Information provided →
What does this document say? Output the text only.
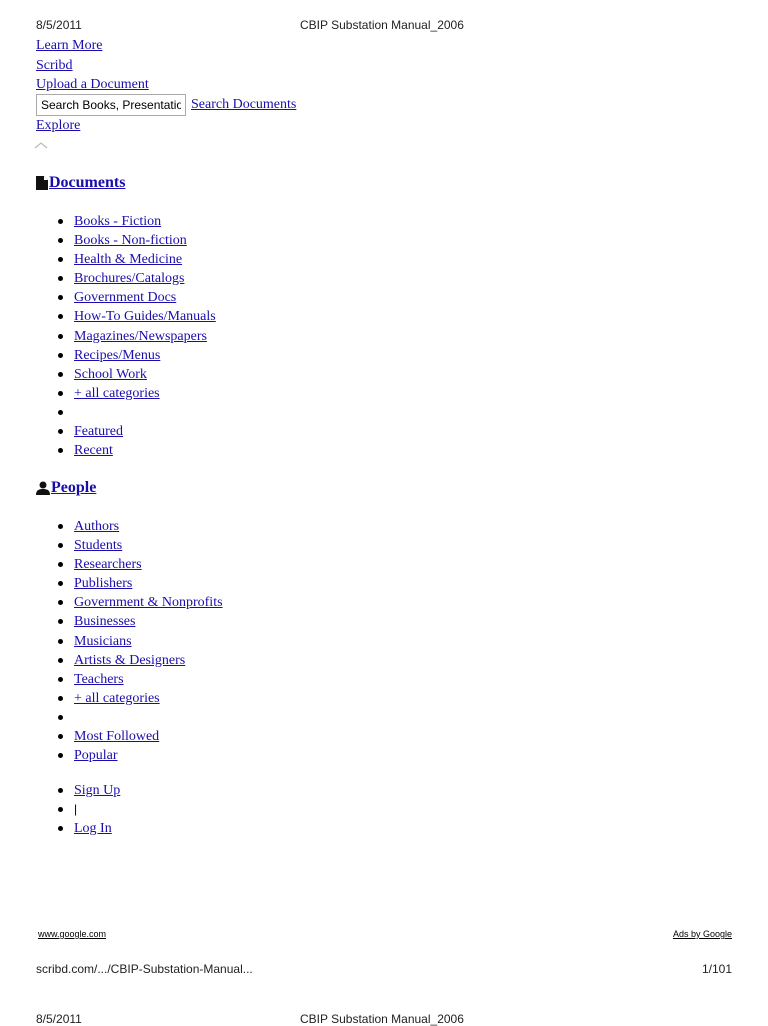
8/5/2011	CBIP Substation Manual_2006
Learn More
Scribd
Upload a Document
Search Books, Presentations
Search Documents
Explore
Documents
Books - Fiction
Books - Non-fiction
Health & Medicine
Brochures/Catalogs
Government Docs
How-To Guides/Manuals
Magazines/Newspapers
Recipes/Menus
School Work
+ all categories
Featured
Recent
People
Authors
Students
Researchers
Publishers
Government & Nonprofits
Businesses
Musicians
Artists & Designers
Teachers
+ all categories
Most Followed
Popular
Sign Up
|
Log In
www.google.com	Ads by Google
scribd.com/.../CBIP-Substation-Manual...	1/101
8/5/2011	CBIP Substation Manual_2006
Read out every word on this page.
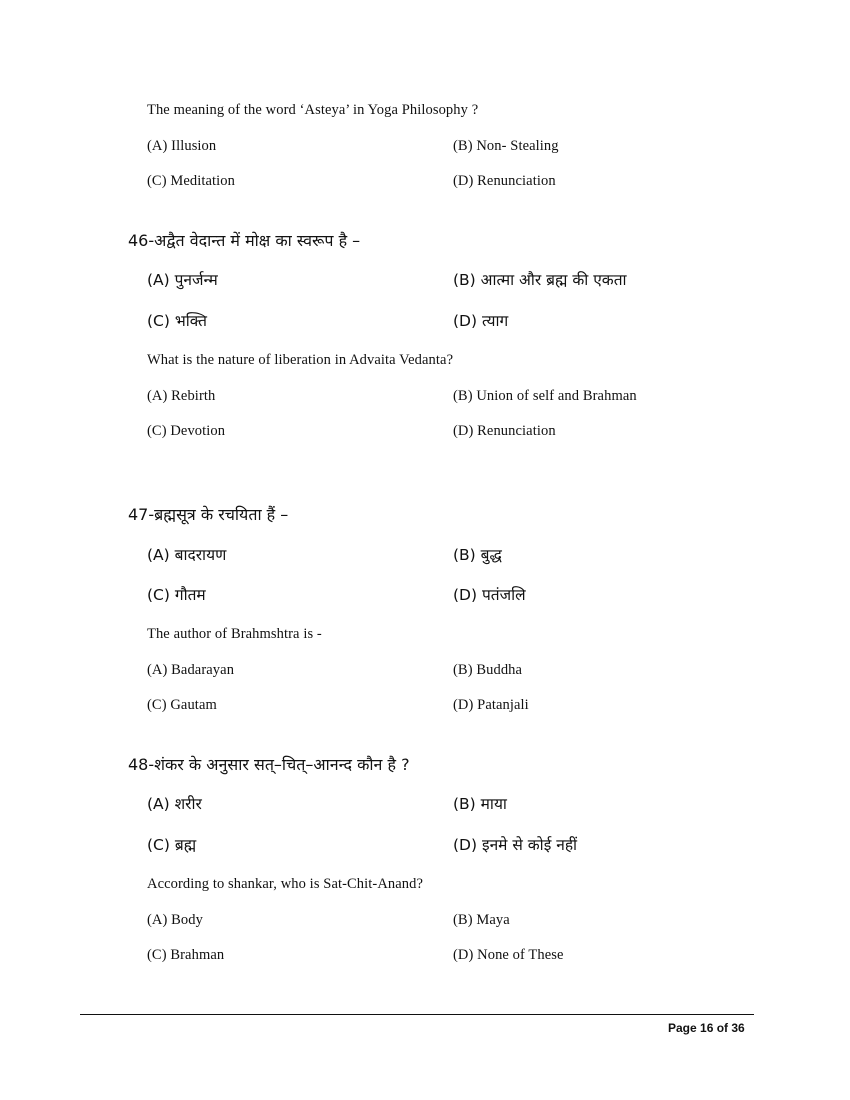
The meaning of the word ‘Asteya’ in Yoga Philosophy ?
(A) Illusion	(B) Non- Stealing
(C) Meditation	(D) Renunciation
46-अद्वैत वेदान्त में मोक्ष का स्वरूप है –
(A) पुनर्जन्म	(B) आत्मा और ब्रह्म की एकता
(C) भक्ति	(D) त्याग
What is the nature of liberation in Advaita Vedanta?
(A) Rebirth	(B) Union of self and Brahman
(C) Devotion	(D) Renunciation
47-ब्रह्मसूत्र के रचयिता हैं –
(A) बादरायण	(B) बुद्ध
(C) गौतम	(D) पतंजलि
The author of Brahmshtra is -
(A) Badarayan	(B) Buddha
(C) Gautam	(D) Patanjali
48-शंकर के अनुसार सत्–चित्–आनन्द कौन है ?
(A) शरीर	(B) माया
(C) ब्रह्म	(D) इनमे से कोई नहीं
According to shankar, who is Sat-Chit-Anand?
(A) Body	(B) Maya
(C) Brahman	(D) None of These
Page 16 of 36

Exercise instructions → Scan the entries above for the word "Books" and collect each line holding it.

Worked answer →
Search Books, Presentations
Books - Fiction
Books - Non-fiction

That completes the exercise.